═════ Records shown ═════

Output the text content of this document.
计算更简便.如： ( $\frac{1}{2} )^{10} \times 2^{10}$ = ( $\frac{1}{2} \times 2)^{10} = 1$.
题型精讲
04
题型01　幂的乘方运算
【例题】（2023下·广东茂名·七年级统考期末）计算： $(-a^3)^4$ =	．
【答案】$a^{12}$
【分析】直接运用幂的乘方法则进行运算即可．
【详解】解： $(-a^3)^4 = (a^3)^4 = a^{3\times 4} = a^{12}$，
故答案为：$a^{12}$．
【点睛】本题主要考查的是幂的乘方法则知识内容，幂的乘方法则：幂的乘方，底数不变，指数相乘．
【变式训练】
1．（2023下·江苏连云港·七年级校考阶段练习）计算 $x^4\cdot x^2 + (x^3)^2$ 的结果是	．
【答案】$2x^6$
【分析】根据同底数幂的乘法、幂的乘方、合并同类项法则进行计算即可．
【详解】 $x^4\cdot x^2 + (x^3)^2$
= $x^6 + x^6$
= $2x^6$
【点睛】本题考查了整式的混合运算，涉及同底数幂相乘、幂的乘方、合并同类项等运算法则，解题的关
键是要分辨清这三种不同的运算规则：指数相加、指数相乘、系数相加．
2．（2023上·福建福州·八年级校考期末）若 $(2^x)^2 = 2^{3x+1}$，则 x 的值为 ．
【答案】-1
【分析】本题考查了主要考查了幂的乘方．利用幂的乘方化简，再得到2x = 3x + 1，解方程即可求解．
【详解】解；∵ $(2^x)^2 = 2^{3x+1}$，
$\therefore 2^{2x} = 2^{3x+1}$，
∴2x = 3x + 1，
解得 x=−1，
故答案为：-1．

═════

Each line of the material must be restated exactly.

Output the text content of this document.
计算更简便.如： ( $\frac{1}{2} )^{10} \times 2^{10}$ = ( $\frac{1}{2} \times 2)^{10} = 1$.
题型精讲
04
题型01　幂的乘方运算
【例题】（2023下·广东茂名·七年级统考期末）计算： $(-a^3)^4$ =	．
【答案】$a^{12}$
【分析】直接运用幂的乘方法则进行运算即可．
【详解】解： $(-a^3)^4 = (a^3)^4 = a^{3\times 4} = a^{12}$，
故答案为：$a^{12}$．
【点睛】本题主要考查的是幂的乘方法则知识内容，幂的乘方法则：幂的乘方，底数不变，指数相乘．
【变式训练】
1．（2023下·江苏连云港·七年级校考阶段练习）计算 $x^4\cdot x^2 + (x^3)^2$ 的结果是	．
【答案】$2x^6$
【分析】根据同底数幂的乘法、幂的乘方、合并同类项法则进行计算即可．
【详解】 $x^4\cdot x^2 + (x^3)^2$
= $x^6 + x^6$
= $2x^6$
【点睛】本题考查了整式的混合运算，涉及同底数幂相乘、幂的乘方、合并同类项等运算法则，解题的关
键是要分辨清这三种不同的运算规则：指数相加、指数相乘、系数相加．
2．（2023上·福建福州·八年级校考期末）若 $(2^x)^2 = 2^{3x+1}$，则 x 的值为 ．
【答案】-1
【分析】本题考查了主要考查了幂的乘方．利用幂的乘方化简，再得到2x = 3x + 1，解方程即可求解．
【详解】解；∵ $(2^x)^2 = 2^{3x+1}$，
$\therefore 2^{2x} = 2^{3x+1}$，
∴2x = 3x + 1，
解得 x=−1，
故答案为：-1．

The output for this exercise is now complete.